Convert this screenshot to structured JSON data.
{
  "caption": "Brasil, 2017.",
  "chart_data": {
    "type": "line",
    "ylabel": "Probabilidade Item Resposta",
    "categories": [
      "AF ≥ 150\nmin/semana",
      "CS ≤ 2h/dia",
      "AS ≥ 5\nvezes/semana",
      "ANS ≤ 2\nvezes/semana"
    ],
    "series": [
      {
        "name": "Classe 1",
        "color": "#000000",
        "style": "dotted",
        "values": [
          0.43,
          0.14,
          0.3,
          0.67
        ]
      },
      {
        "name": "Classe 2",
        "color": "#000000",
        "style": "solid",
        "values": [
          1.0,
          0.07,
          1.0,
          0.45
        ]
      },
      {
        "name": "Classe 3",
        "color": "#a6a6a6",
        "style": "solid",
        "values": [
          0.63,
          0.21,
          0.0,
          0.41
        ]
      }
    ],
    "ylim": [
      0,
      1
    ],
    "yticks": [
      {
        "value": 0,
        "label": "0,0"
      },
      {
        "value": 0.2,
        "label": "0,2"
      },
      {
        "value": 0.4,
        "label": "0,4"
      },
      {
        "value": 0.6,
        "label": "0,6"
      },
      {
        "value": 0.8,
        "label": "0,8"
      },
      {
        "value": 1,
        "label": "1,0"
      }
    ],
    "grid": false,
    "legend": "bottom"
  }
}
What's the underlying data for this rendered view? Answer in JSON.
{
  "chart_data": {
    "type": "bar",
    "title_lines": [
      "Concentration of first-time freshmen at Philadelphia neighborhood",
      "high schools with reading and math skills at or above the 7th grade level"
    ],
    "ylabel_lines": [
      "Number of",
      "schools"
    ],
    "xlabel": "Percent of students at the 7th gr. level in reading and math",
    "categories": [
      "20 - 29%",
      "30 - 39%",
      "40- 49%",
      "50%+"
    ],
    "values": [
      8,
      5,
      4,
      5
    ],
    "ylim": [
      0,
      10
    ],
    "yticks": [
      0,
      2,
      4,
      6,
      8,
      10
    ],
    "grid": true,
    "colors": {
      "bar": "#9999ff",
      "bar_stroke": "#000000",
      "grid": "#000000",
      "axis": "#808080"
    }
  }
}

◇ ◇ ◇

__Short exercise__
The records above must be repeated exactly, every one of them.

__Written response__
Convert this screenshot to structured JSON data.
{
  "caption": "Brasil, 2017.",
  "chart_data": {
    "type": "line",
    "ylabel": "Probabilidade Item Resposta",
    "categories": [
      "AF ≥ 150\nmin/semana",
      "CS ≤ 2h/dia",
      "AS ≥ 5\nvezes/semana",
      "ANS ≤ 2\nvezes/semana"
    ],
    "series": [
      {
        "name": "Classe 1",
        "color": "#000000",
        "style": "dotted",
        "values": [
          0.43,
          0.14,
          0.3,
          0.67
        ]
      },
      {
        "name": "Classe 2",
        "color": "#000000",
        "style": "solid",
        "values": [
          1.0,
          0.07,
          1.0,
          0.45
        ]
      },
      {
        "name": "Classe 3",
        "color": "#a6a6a6",
        "style": "solid",
        "values": [
          0.63,
          0.21,
          0.0,
          0.41
        ]
      }
    ],
    "ylim": [
      0,
      1
    ],
    "yticks": [
      {
        "value": 0,
        "label": "0,0"
      },
      {
        "value": 0.2,
        "label": "0,2"
      },
      {
        "value": 0.4,
        "label": "0,4"
      },
      {
        "value": 0.6,
        "label": "0,6"
      },
      {
        "value": 0.8,
        "label": "0,8"
      },
      {
        "value": 1,
        "label": "1,0"
      }
    ],
    "grid": false,
    "legend": "bottom"
  }
}
What's the underlying data for this rendered view? Answer in JSON.
{
  "chart_data": {
    "type": "bar",
    "title_lines": [
      "Concentration of first-time freshmen at Philadelphia neighborhood",
      "high schools with reading and math skills at or above the 7th grade level"
    ],
    "ylabel_lines": [
      "Number of",
      "schools"
    ],
    "xlabel": "Percent of students at the 7th gr. level in reading and math",
    "categories": [
      "20 - 29%",
      "30 - 39%",
      "40- 49%",
      "50%+"
    ],
    "values": [
      8,
      5,
      4,
      5
    ],
    "ylim": [
      0,
      10
    ],
    "yticks": [
      0,
      2,
      4,
      6,
      8,
      10
    ],
    "grid": true,
    "colors": {
      "bar": "#9999ff",
      "bar_stroke": "#000000",
      "grid": "#000000",
      "axis": "#808080"
    }
  }
}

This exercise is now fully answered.